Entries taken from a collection
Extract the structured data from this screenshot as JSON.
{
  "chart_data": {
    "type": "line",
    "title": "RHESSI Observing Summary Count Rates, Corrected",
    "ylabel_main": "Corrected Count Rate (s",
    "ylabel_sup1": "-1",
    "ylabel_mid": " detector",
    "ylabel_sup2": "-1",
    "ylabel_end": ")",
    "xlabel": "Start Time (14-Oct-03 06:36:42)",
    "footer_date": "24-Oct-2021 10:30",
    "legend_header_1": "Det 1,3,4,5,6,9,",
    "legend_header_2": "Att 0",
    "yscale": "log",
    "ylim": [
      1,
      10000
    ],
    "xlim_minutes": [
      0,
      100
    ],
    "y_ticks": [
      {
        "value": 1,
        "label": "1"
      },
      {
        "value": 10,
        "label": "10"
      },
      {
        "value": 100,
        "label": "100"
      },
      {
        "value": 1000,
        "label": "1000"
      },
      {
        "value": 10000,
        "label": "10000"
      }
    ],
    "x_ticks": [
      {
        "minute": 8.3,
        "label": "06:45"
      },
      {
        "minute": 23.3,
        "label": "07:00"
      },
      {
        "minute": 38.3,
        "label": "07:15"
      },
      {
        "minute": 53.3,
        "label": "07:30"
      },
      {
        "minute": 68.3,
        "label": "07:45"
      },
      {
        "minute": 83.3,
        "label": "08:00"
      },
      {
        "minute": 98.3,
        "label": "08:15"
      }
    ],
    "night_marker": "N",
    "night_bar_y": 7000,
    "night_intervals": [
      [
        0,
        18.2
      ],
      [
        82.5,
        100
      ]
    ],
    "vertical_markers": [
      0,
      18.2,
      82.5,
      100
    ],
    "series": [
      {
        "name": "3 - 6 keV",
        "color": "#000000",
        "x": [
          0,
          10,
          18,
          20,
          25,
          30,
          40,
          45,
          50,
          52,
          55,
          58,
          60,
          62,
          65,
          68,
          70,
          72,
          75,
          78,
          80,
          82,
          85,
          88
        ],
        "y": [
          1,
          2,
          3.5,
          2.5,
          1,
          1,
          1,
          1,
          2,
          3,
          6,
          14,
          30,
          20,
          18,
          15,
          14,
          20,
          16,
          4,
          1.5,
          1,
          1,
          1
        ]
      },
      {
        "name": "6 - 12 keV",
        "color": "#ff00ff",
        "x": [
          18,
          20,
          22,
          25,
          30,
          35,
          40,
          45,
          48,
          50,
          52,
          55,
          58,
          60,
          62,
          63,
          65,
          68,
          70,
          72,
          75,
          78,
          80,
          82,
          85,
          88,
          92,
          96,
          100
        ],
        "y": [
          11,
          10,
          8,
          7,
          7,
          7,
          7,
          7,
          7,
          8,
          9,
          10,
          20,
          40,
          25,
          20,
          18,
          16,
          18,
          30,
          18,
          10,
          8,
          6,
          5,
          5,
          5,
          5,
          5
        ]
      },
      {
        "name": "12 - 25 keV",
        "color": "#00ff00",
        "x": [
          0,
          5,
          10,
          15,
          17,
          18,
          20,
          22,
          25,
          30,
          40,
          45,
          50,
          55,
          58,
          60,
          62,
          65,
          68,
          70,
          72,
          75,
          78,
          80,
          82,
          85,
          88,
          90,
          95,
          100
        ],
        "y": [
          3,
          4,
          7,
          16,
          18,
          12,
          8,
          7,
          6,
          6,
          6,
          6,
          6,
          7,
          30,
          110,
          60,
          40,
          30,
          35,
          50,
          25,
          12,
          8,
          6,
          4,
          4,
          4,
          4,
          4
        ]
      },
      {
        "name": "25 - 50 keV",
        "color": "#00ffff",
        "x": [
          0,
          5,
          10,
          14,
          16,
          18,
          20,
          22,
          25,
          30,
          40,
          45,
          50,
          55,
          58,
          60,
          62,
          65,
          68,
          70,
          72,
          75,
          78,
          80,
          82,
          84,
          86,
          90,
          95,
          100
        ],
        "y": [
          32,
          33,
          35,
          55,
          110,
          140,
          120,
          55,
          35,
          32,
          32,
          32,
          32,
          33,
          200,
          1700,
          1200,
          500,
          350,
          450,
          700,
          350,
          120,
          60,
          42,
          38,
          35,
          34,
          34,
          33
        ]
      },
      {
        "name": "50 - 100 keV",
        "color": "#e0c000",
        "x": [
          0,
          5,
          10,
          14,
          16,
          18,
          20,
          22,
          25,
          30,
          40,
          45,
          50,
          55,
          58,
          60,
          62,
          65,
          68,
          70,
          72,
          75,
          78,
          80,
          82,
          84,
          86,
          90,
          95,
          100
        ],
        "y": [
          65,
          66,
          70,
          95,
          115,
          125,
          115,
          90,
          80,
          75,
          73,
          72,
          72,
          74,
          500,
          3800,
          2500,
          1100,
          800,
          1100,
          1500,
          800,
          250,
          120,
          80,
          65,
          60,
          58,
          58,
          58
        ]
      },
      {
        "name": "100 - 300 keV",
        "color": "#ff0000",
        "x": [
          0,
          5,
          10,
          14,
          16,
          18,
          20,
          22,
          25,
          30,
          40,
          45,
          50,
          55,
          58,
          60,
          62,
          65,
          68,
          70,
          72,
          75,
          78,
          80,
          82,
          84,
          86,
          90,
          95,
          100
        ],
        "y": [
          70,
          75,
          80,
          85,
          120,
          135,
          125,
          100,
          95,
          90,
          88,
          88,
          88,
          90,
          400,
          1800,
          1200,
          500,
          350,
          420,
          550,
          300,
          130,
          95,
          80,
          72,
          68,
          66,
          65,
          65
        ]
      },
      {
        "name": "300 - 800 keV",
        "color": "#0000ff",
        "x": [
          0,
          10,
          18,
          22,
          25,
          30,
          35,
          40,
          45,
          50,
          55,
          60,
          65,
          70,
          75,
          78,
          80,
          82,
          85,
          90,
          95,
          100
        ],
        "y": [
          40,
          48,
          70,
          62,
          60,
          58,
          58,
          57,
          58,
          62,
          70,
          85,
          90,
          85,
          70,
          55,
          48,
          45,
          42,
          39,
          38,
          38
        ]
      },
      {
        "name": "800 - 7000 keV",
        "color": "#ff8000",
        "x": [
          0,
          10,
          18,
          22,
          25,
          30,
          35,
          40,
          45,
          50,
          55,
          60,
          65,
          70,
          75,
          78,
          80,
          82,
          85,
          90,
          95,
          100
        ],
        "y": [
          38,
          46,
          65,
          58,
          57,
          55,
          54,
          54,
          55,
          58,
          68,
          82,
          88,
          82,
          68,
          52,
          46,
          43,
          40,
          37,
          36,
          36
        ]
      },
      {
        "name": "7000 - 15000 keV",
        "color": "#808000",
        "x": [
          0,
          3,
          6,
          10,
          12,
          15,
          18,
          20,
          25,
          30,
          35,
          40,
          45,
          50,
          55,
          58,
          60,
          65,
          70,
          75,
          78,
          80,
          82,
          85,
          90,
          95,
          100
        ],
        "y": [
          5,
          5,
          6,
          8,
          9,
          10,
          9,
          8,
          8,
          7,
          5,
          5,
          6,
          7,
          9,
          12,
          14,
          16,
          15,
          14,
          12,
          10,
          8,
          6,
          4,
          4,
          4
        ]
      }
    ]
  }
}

| Written request |
Pick out the lines containing the string "value".

| Complete answer |
        "value": 1,
        "value": 10,
        "value": 100,
        "value": 1000,
        "value": 10000,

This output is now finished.